→ **Written problem**: Go through the data below. Pull out every line that has the word "Harvard".

→ **Supplied information**:
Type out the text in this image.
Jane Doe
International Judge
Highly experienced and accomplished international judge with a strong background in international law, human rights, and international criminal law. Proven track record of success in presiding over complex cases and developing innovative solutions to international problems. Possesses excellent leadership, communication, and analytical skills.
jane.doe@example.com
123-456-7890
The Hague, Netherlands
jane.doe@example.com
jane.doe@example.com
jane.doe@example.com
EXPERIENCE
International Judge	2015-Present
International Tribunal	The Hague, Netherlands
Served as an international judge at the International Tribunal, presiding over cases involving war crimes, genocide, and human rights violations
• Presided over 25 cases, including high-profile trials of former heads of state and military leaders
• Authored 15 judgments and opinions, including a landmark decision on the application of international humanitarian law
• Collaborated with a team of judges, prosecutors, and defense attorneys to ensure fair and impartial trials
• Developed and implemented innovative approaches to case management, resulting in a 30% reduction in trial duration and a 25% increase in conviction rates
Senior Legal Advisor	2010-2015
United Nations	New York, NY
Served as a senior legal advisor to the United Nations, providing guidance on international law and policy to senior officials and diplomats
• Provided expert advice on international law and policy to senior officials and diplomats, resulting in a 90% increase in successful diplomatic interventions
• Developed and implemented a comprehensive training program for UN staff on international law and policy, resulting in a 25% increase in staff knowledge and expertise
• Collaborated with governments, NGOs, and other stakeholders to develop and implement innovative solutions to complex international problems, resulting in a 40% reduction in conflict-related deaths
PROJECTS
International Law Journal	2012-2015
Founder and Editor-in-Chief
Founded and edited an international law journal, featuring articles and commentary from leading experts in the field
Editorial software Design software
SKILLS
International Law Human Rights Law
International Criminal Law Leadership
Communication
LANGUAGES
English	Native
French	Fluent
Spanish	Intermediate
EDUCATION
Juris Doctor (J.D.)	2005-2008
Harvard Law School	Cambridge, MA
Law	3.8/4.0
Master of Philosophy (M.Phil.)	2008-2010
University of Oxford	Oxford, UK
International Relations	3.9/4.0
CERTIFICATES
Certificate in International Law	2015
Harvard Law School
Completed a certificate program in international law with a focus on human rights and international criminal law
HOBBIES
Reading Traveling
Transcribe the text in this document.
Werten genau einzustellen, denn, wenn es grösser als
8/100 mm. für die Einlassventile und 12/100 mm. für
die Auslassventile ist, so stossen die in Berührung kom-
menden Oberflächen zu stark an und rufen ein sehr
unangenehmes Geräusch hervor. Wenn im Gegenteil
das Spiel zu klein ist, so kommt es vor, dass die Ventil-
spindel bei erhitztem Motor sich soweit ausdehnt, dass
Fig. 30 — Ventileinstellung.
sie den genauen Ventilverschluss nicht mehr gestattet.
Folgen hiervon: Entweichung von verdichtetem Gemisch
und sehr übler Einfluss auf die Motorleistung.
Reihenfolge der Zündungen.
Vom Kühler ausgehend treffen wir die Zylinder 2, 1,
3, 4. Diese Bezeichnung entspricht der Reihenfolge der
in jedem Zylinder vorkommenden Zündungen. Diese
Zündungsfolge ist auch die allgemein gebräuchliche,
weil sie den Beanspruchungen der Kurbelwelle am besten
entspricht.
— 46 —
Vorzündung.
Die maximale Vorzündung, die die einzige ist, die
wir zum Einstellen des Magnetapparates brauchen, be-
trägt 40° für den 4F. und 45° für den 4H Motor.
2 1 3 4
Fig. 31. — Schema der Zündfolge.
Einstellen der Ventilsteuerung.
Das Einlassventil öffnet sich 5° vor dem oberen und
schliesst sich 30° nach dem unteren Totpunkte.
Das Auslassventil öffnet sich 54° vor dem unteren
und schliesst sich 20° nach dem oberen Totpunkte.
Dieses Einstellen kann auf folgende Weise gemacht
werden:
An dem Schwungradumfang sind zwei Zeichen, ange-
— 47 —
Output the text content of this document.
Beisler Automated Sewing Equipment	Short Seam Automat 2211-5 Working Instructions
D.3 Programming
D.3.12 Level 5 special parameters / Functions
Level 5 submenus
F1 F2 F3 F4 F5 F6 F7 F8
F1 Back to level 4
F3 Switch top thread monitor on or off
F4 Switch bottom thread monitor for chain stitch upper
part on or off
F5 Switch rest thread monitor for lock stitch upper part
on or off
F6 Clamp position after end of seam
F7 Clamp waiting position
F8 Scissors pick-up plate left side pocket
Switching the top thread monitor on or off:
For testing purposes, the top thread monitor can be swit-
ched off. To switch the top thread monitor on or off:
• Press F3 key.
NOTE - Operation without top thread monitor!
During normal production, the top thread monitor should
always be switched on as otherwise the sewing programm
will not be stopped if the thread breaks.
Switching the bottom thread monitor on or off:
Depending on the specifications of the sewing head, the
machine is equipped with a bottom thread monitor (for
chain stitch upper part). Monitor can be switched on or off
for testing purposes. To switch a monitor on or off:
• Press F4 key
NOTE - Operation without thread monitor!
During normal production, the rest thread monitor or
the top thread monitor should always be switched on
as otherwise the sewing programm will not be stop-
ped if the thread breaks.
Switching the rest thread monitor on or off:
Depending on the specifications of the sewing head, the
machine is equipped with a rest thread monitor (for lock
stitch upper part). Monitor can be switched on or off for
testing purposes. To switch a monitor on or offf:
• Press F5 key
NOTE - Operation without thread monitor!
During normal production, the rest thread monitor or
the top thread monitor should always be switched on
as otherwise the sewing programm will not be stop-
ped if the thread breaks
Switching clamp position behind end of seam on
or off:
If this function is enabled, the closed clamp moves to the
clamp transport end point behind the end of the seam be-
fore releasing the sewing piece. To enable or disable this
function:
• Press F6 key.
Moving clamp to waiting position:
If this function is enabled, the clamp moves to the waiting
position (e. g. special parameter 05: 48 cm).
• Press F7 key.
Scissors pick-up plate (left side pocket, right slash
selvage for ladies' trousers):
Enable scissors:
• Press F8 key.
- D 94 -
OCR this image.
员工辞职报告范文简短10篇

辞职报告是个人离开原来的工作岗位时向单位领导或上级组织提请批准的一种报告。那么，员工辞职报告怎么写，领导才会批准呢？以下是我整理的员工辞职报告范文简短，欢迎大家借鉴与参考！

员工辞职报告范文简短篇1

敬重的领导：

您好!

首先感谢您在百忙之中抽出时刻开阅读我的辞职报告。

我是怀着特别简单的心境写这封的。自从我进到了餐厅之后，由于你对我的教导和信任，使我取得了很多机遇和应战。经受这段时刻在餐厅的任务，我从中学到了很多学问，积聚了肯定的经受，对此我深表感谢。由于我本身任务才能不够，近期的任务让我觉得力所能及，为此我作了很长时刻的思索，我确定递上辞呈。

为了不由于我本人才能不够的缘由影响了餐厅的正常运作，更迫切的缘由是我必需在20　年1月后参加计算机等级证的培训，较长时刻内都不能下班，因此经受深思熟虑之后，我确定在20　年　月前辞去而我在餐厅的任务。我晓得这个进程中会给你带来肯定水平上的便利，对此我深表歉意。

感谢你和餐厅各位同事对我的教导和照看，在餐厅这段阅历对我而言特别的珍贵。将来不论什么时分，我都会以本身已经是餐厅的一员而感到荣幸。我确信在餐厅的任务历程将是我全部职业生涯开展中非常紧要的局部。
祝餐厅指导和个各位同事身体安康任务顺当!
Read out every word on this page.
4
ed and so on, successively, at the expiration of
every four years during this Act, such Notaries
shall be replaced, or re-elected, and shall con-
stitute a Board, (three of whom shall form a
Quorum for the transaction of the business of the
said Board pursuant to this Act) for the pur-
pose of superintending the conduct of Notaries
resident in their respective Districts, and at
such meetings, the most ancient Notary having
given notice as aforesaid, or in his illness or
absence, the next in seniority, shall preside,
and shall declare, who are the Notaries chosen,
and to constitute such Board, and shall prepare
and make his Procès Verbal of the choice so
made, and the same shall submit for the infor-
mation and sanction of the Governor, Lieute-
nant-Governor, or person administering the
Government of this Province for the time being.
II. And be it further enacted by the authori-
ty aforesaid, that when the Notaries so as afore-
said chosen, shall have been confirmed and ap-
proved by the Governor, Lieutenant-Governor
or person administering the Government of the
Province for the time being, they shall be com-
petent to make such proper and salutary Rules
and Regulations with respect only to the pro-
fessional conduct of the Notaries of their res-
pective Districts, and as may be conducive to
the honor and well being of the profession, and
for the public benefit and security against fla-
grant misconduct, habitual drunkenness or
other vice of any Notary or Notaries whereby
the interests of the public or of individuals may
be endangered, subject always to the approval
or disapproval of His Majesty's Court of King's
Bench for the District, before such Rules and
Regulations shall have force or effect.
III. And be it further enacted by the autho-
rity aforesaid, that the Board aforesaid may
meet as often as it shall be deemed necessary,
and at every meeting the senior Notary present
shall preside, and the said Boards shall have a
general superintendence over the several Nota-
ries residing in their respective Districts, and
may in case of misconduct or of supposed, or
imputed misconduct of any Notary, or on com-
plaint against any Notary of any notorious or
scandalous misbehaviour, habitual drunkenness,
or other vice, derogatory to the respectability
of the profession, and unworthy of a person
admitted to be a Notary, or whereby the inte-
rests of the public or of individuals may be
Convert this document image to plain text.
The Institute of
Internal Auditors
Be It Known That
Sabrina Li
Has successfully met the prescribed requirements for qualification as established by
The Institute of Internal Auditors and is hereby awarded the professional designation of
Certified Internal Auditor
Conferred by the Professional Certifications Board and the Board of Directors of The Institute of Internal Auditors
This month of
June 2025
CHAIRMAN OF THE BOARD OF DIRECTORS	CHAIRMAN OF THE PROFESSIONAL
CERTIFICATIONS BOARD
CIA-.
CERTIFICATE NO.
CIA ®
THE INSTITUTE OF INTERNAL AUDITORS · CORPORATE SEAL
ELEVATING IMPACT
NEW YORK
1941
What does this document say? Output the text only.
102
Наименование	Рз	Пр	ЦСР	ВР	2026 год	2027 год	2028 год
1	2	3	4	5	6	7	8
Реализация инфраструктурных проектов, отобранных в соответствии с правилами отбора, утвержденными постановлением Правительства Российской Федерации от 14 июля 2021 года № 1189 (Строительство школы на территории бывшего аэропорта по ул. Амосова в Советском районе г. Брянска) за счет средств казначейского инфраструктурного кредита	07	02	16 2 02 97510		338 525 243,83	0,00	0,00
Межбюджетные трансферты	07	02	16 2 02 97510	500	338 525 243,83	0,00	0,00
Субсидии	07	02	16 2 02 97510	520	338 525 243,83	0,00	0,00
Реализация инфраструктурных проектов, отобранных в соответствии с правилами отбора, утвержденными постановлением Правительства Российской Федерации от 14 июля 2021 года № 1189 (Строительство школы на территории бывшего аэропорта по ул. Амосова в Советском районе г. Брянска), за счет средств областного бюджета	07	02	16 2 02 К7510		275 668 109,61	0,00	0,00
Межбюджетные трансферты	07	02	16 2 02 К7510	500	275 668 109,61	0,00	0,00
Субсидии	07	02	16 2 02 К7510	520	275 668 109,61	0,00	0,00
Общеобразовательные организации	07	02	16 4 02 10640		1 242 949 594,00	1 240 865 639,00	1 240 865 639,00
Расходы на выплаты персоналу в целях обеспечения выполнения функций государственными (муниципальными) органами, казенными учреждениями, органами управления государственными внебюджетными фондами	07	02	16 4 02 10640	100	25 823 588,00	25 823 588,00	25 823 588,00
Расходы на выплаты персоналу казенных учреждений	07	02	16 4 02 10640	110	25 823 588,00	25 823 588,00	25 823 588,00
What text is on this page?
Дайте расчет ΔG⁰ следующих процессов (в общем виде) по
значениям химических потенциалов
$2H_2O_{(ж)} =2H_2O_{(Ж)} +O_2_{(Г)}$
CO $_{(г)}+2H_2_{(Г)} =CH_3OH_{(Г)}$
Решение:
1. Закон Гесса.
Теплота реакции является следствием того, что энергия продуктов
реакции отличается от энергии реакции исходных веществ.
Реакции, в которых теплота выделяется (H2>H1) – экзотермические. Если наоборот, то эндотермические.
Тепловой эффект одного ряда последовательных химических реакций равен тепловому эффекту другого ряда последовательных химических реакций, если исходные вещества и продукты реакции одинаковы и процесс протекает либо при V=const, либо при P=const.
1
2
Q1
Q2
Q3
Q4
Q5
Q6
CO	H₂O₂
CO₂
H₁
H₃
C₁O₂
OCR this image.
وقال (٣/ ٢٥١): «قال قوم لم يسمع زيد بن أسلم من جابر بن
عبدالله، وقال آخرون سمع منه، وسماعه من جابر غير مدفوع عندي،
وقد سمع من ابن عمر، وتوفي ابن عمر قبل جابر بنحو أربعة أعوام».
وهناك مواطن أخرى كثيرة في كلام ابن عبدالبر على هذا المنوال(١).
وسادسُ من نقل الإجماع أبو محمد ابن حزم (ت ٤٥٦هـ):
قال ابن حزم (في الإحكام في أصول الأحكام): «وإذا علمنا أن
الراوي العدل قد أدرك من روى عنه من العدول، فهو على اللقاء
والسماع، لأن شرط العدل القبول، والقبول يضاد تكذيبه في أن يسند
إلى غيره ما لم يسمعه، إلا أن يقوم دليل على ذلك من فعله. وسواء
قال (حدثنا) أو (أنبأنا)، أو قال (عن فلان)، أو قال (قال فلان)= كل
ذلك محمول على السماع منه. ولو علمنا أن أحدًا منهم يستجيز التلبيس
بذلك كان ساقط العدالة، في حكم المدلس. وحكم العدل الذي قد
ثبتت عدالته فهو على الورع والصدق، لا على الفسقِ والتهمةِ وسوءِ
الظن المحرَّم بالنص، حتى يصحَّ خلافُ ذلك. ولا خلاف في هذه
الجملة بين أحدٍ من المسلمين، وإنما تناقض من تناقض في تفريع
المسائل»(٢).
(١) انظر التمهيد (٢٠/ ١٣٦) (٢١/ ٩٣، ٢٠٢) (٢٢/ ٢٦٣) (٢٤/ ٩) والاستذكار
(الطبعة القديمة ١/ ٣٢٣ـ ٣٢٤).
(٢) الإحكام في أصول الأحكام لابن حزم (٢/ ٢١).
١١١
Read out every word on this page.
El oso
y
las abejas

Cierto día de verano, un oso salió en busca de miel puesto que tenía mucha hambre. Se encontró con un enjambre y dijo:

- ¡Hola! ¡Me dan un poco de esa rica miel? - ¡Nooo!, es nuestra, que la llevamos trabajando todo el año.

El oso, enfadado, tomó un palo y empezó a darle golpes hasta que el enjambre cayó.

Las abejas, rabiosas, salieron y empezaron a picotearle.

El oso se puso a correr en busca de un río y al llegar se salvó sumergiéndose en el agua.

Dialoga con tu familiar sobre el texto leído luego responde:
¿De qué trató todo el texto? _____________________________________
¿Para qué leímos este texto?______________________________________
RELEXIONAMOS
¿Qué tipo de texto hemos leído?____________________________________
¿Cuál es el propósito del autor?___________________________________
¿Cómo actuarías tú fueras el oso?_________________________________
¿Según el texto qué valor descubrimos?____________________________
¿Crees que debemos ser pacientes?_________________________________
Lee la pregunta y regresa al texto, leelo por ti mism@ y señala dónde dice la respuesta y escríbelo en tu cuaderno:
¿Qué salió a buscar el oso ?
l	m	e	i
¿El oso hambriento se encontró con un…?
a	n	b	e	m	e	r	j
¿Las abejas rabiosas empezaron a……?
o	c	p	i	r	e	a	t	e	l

→ **Answer to this exercise**:
Harvard Law School	Cambridge, MA
Harvard Law School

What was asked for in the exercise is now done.